# EXTRACTED TEXT
-- start --

At the battle of Boet Erasmus Stadium, one of the most violent matches in rugby history, there is famous video footage of J. P. R. Williams running over half of the pitch and launching himself at Moaner van Heerden after such a call, something that Williams said he was not proud of.

The battles created one of rugby's immortal tales: [Gordon] Brown hit his opposite number, Johan de Bruyn, so hard that the Orange Free State man's glass eye flew out and landed in the mud. "so there we are, 30 players plus the ref, on our hands and knees scrabbling about in the mire looking for this glass eye," recalled Brown in an interview before his death from non-Hodgkin lymphoma in 2001, aged 53. "Eventually, someone yells 'Eureka' whereupon de Bruyn grabs it and plonks it straight back in the gaping hole in his face."
— Clem and Greg Thomas.

-- end --

# WHAT IS NEEDED
From the rugby passage, extract the text starting at "The battles created" and ending at "and Greg Thomas.".

# DATA EXCERPTS
-- start --

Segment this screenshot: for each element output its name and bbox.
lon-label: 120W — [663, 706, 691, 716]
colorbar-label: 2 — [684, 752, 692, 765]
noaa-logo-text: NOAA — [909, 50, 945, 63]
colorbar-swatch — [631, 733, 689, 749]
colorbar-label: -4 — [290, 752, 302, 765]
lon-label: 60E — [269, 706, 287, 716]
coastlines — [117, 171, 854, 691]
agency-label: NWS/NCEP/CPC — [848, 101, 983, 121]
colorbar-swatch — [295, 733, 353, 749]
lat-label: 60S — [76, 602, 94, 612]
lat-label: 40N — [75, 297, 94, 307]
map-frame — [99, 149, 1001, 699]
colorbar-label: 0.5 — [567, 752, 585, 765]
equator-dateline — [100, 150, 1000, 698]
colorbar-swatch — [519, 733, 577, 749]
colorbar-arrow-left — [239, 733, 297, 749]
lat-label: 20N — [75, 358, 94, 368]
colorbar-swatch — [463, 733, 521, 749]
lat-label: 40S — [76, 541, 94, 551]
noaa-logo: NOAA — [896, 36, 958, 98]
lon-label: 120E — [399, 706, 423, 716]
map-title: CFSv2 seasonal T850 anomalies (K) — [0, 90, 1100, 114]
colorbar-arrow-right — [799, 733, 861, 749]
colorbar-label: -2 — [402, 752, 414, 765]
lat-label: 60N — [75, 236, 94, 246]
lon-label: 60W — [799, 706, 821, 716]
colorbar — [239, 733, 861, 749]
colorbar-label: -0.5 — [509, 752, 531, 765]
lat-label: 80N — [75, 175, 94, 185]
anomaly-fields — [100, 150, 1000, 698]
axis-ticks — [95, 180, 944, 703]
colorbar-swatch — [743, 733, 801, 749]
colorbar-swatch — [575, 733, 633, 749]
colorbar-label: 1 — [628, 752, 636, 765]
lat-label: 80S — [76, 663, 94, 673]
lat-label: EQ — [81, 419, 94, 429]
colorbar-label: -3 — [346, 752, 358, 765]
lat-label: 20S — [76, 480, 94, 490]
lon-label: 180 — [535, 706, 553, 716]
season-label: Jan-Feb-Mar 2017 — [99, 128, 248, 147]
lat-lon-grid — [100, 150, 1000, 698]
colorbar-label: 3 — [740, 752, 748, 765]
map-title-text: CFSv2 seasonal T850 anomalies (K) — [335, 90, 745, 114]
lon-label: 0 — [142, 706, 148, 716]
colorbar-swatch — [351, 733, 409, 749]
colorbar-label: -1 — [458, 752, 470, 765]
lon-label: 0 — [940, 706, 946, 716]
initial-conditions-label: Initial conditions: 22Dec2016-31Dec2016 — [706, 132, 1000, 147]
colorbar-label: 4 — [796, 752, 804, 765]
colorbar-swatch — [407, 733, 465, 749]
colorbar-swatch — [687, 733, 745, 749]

-- end --

# FINISHED TASK
The battles created one of rugby's immortal tales: [Gordon] Brown hit his opposite number, Johan de Bruyn, so hard that the Orange Free State man's glass eye flew out and landed in the mud. "so there we are, 30 players plus the ref, on our hands and knees scrabbling about in the mire looking for this glass eye," recalled Brown in an interview before his death from non-Hodgkin lymphoma in 2001, aged 53. "Eventually, someone yells 'Eureka' whereupon de Bruyn grabs it and plonks it straight back in the gaping hole in his face."
— Clem and Greg Thomas.